Figure data in JSON
□ □ □ □ □ □ □

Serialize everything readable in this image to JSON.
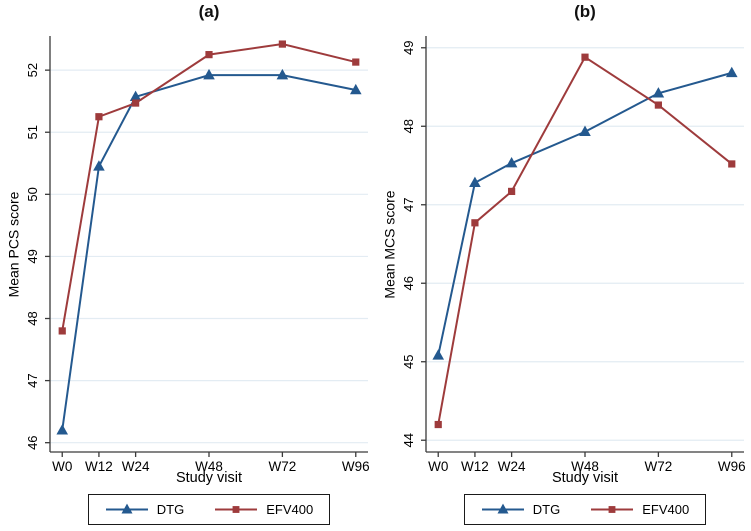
{
  "figure": {
    "colors": {
      "dtg": "#24598f",
      "efv400": "#9e3b3c",
      "grid": "#e3ecf3",
      "axis": "#3a3a3a",
      "text": "#000000",
      "legend_border": "#1a1a1a",
      "background": "#ffffff"
    }
  },
  "chart_data": [
    {
      "type": "line",
      "title": "(a)",
      "ylabel": "Mean PCS score",
      "xlabel": "Study visit",
      "categories": [
        "W0",
        "W12",
        "W24",
        "W48",
        "W72",
        "W96"
      ],
      "x_weeks": [
        0,
        12,
        24,
        48,
        72,
        96
      ],
      "yticks": [
        46,
        47,
        48,
        49,
        50,
        51,
        52
      ],
      "ylim": [
        45.85,
        52.55
      ],
      "grid": true,
      "legend_position": "bottom",
      "series": [
        {
          "name": "DTG",
          "marker": "triangle",
          "color": "#24598f",
          "values": [
            46.2,
            50.45,
            51.57,
            51.92,
            51.92,
            51.68
          ]
        },
        {
          "name": "EFV400",
          "marker": "square",
          "color": "#9e3b3c",
          "values": [
            47.8,
            51.25,
            51.47,
            52.25,
            52.42,
            52.13
          ]
        }
      ]
    },
    {
      "type": "line",
      "title": "(b)",
      "ylabel": "Mean MCS score",
      "xlabel": "Study visit",
      "categories": [
        "W0",
        "W12",
        "W24",
        "W48",
        "W72",
        "W96"
      ],
      "x_weeks": [
        0,
        12,
        24,
        48,
        72,
        96
      ],
      "yticks": [
        44,
        45,
        46,
        47,
        48,
        49
      ],
      "ylim": [
        43.85,
        49.15
      ],
      "grid": true,
      "legend_position": "bottom",
      "series": [
        {
          "name": "DTG",
          "marker": "triangle",
          "color": "#24598f",
          "values": [
            45.08,
            47.28,
            47.53,
            47.93,
            48.42,
            48.68
          ]
        },
        {
          "name": "EFV400",
          "marker": "square",
          "color": "#9e3b3c",
          "values": [
            44.2,
            46.77,
            47.17,
            48.88,
            48.27,
            47.52
          ]
        }
      ]
    }
  ]
}
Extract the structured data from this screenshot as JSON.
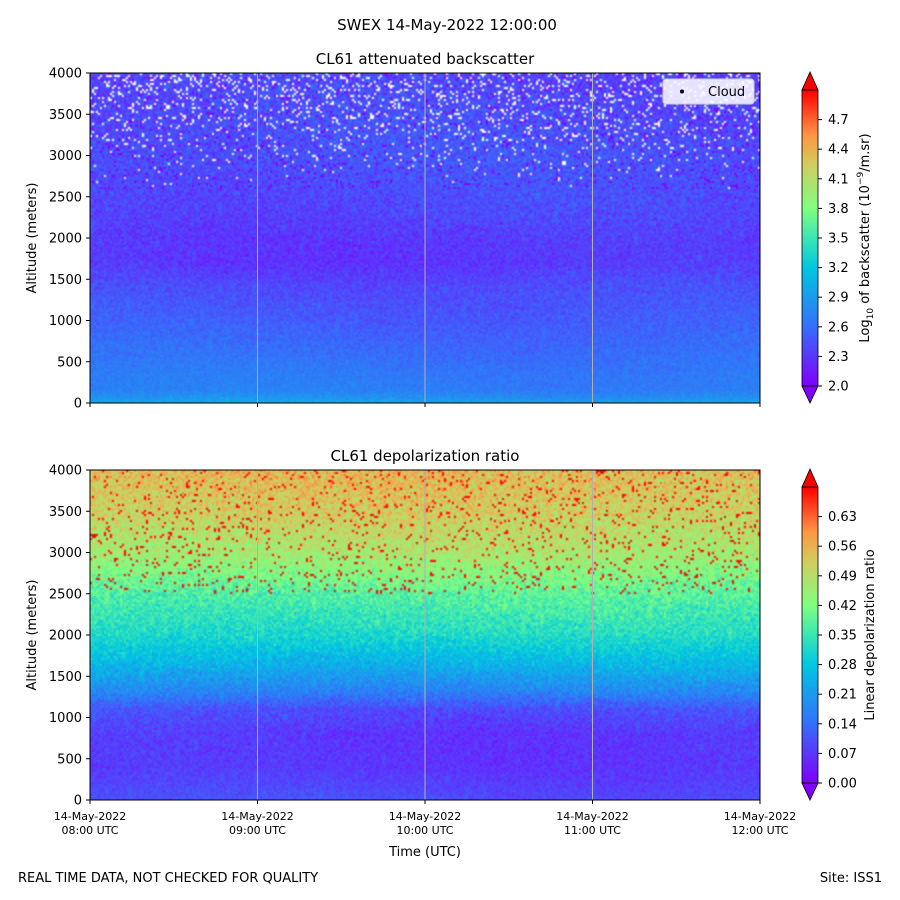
{
  "figure": {
    "suptitle": "SWEX 14-May-2022 12:00:00",
    "footer_left": "REAL TIME DATA, NOT CHECKED FOR QUALITY",
    "footer_right": "Site: ISS1"
  },
  "chart_data": [
    {
      "type": "heatmap",
      "title": "CL61 attenuated backscatter",
      "ylabel": "Altitude (meters)",
      "xlabel": "",
      "ylim": [
        0,
        4000
      ],
      "yticks": [
        0,
        500,
        1000,
        1500,
        2000,
        2500,
        3000,
        3500,
        4000
      ],
      "xlim": [
        "2022-05-14T08:00",
        "2022-05-14T12:00"
      ],
      "xticks": [
        "2022-05-14T08:00",
        "2022-05-14T09:00",
        "2022-05-14T10:00",
        "2022-05-14T11:00",
        "2022-05-14T12:00"
      ],
      "xtick_labels_visible": false,
      "grid": "x",
      "colormap": "rainbow",
      "colorbar": {
        "label_prefix": "Log",
        "label_sub": "10",
        "label_mid": " of backscatter (10",
        "label_sup": "−9",
        "label_suffix": "/m.sr)",
        "range": [
          2.0,
          5.0
        ],
        "ticks": [
          "2.0",
          "2.3",
          "2.6",
          "2.9",
          "3.2",
          "3.5",
          "3.8",
          "4.1",
          "4.4",
          "4.7"
        ],
        "extend": "both"
      },
      "legend": {
        "entries": [
          "Cloud"
        ],
        "placement": "top-right"
      },
      "profile": {
        "altitude_m": [
          0,
          50,
          150,
          300,
          600,
          1000,
          1400,
          1700,
          2000,
          2300,
          2700,
          3000,
          3400,
          4000
        ],
        "value": [
          3.0,
          2.85,
          2.7,
          2.68,
          2.6,
          2.5,
          2.42,
          2.3,
          2.32,
          2.38,
          2.42,
          2.45,
          2.42,
          2.38
        ]
      },
      "noise_above_m": 2600
    },
    {
      "type": "heatmap",
      "title": "CL61 depolarization ratio",
      "ylabel": "Altitude (meters)",
      "xlabel": "Time (UTC)",
      "ylim": [
        0,
        4000
      ],
      "yticks": [
        0,
        500,
        1000,
        1500,
        2000,
        2500,
        3000,
        3500,
        4000
      ],
      "xlim": [
        "2022-05-14T08:00",
        "2022-05-14T12:00"
      ],
      "xtick_labels": [
        [
          "14-May-2022",
          "08:00 UTC"
        ],
        [
          "14-May-2022",
          "09:00 UTC"
        ],
        [
          "14-May-2022",
          "10:00 UTC"
        ],
        [
          "14-May-2022",
          "11:00 UTC"
        ],
        [
          "14-May-2022",
          "12:00 UTC"
        ]
      ],
      "grid": "x",
      "colormap": "rainbow",
      "colorbar": {
        "label": "Linear depolarization ratio",
        "range": [
          0.0,
          0.7
        ],
        "ticks": [
          "0.00",
          "0.07",
          "0.14",
          "0.21",
          "0.28",
          "0.35",
          "0.42",
          "0.49",
          "0.56",
          "0.63"
        ],
        "extend": "both"
      },
      "profile": {
        "altitude_m": [
          0,
          100,
          400,
          800,
          1100,
          1300,
          1600,
          2000,
          2500,
          3000,
          3500,
          4000
        ],
        "value": [
          0.1,
          0.09,
          0.07,
          0.07,
          0.1,
          0.17,
          0.24,
          0.32,
          0.38,
          0.47,
          0.52,
          0.55
        ]
      }
    }
  ]
}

□ □ □ □ □ □ □

[WHAT YOU ARE ASKED TO DO]: Find how many lines of the material carry the string "backscatter". Only the number should be in the answer.

[ANSWER TO THIS TASK]: 2